──────── Records provided

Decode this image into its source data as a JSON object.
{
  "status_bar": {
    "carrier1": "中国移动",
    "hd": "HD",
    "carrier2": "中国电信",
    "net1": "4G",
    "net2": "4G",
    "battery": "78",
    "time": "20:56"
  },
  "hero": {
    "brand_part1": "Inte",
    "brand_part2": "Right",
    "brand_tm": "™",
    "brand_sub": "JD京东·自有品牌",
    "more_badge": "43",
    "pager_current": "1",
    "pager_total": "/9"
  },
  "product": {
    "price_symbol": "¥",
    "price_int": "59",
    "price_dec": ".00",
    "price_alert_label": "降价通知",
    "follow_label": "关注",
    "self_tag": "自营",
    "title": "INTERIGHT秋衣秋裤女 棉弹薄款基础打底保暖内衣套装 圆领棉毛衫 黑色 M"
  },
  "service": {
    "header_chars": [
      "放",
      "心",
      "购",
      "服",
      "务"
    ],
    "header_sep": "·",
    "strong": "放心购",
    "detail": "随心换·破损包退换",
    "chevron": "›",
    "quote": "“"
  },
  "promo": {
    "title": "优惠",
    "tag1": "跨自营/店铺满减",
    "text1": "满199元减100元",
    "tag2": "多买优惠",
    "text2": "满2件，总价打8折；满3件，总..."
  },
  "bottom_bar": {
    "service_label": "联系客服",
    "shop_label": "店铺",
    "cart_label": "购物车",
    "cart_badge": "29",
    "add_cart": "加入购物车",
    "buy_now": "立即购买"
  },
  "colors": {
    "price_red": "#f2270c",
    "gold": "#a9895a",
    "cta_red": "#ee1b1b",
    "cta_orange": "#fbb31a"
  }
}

────────────────

[What to work on] The records above must be repeated exactly, every one of them.

[Output for this task]
Decode this image into its source data as a JSON object.
{
  "status_bar": {
    "carrier1": "中国移动",
    "hd": "HD",
    "carrier2": "中国电信",
    "net1": "4G",
    "net2": "4G",
    "battery": "78",
    "time": "20:56"
  },
  "hero": {
    "brand_part1": "Inte",
    "brand_part2": "Right",
    "brand_tm": "™",
    "brand_sub": "JD京东·自有品牌",
    "more_badge": "43",
    "pager_current": "1",
    "pager_total": "/9"
  },
  "product": {
    "price_symbol": "¥",
    "price_int": "59",
    "price_dec": ".00",
    "price_alert_label": "降价通知",
    "follow_label": "关注",
    "self_tag": "自营",
    "title": "INTERIGHT秋衣秋裤女 棉弹薄款基础打底保暖内衣套装 圆领棉毛衫 黑色 M"
  },
  "service": {
    "header_chars": [
      "放",
      "心",
      "购",
      "服",
      "务"
    ],
    "header_sep": "·",
    "strong": "放心购",
    "detail": "随心换·破损包退换",
    "chevron": "›",
    "quote": "“"
  },
  "promo": {
    "title": "优惠",
    "tag1": "跨自营/店铺满减",
    "text1": "满199元减100元",
    "tag2": "多买优惠",
    "text2": "满2件，总价打8折；满3件，总..."
  },
  "bottom_bar": {
    "service_label": "联系客服",
    "shop_label": "店铺",
    "cart_label": "购物车",
    "cart_badge": "29",
    "add_cart": "加入购物车",
    "buy_now": "立即购买"
  },
  "colors": {
    "price_red": "#f2270c",
    "gold": "#a9895a",
    "cta_red": "#ee1b1b",
    "cta_orange": "#fbb31a"
  }
}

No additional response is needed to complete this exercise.